* Text segment *

Smart Growth v. Past Growing Trends

The housing market we see emerging around us more and more is full of life and energy, but when you look deeper, it still bears the faded scars of the market collapse—and it seems consumers are learning from them.

People are actively choosing to control the real estate market. This is an emerging trend never seen before. People and their values are beginning to trump the allure of best deal mentality and this is driving force for the market.

Not visa versa (where the market prices i.e. cheapest supplies are controlling population movement). This break from longstanding traditional norms is the conclusion the report titled “Reset: Assessing Future Housing Markets in the Rocky Mountains” reached. The report took a sampling of housing starts, multiple listing services, and surveys from six communities around the Rockies—Bozeman included—and found, in all the markets studied, there was a strong desire for growth, but not just growth itself as has been seen in the past with trends of urban sprawl. Instead, this idea of ‘smart growth’ has really taken root.

* Data entries *
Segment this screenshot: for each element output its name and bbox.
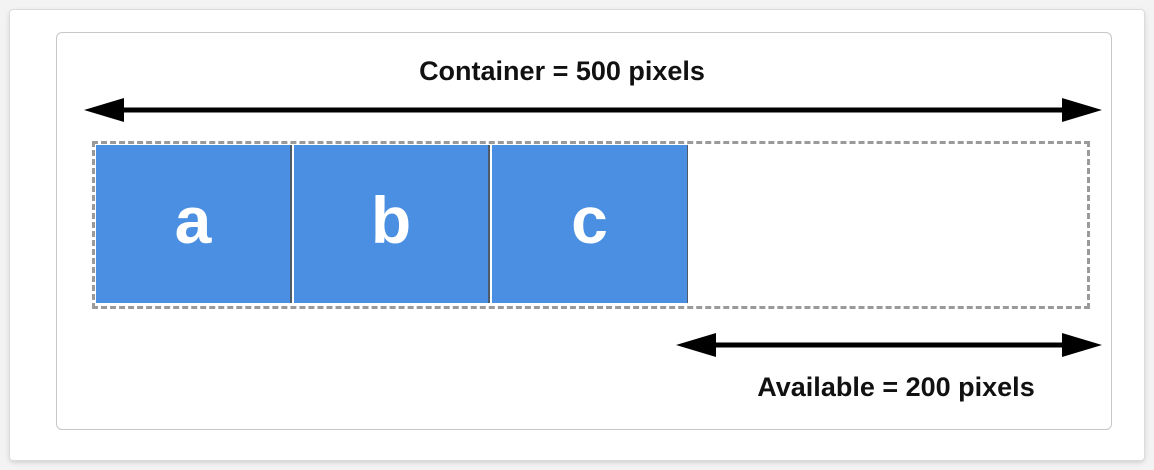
- container-width-label: Container = 500 pixels: [419, 56, 705, 86]
- flex-item-c: c: [492, 145, 688, 303]
- available-space-label: Available = 200 pixels: [757, 372, 1035, 402]
- flex-item-c-label: c: [571, 183, 608, 257]
- flex-item-b: b: [294, 145, 490, 303]
- flex-item-a-label: a: [174, 183, 212, 257]
- flex-item-a: a: [96, 145, 292, 303]
- flex-item-b-label: b: [370, 183, 412, 257]
- flex-container-outline: [92, 141, 1090, 309]
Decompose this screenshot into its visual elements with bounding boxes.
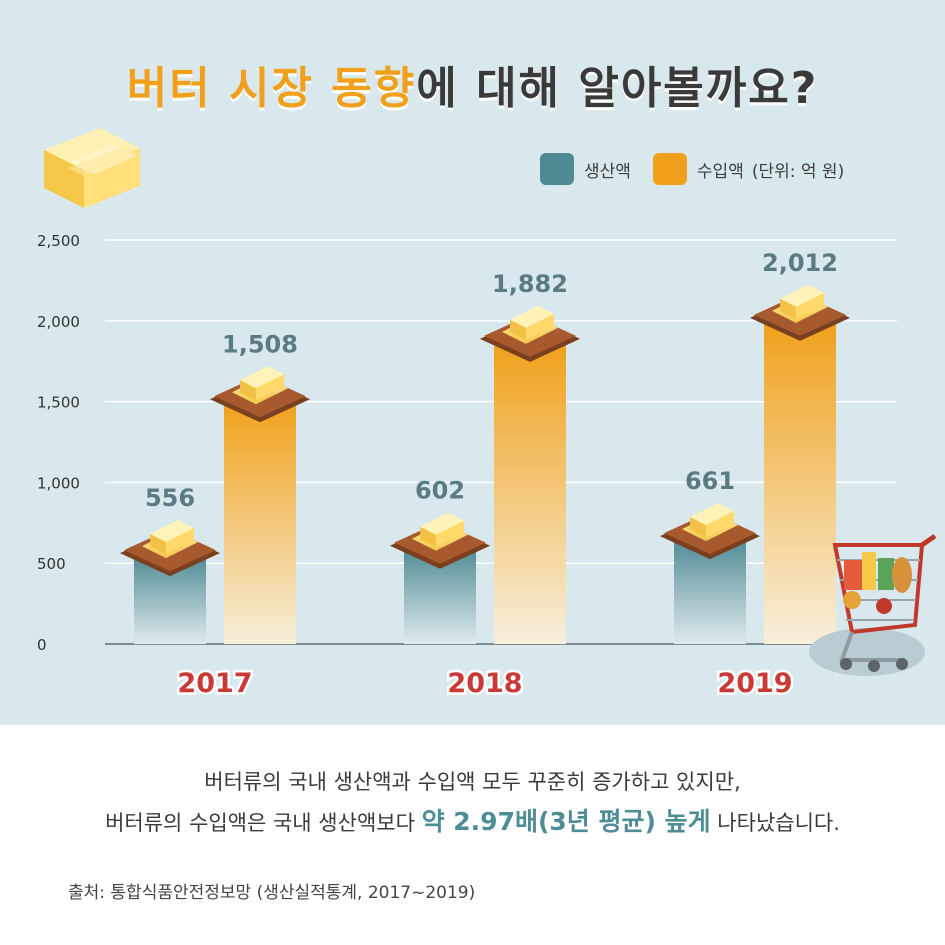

* Job *
Decide whether each statement below agrees with the housing market text, answering yes or no and quoting the deciding words of the text. (a) The report drew on material from six communities around the Rockies. (b) The report found a strong desire for growth in only some of the markets it studied. (c) The text says consumers show no sign of learning from the market collapse.

* Complete response *
(a) Yes: "six communities around the Rockies—Bozeman included"
(b) No: "in all the markets studied, there was a strong desire for growth"
(c) No: "it seems consumers are learning from them"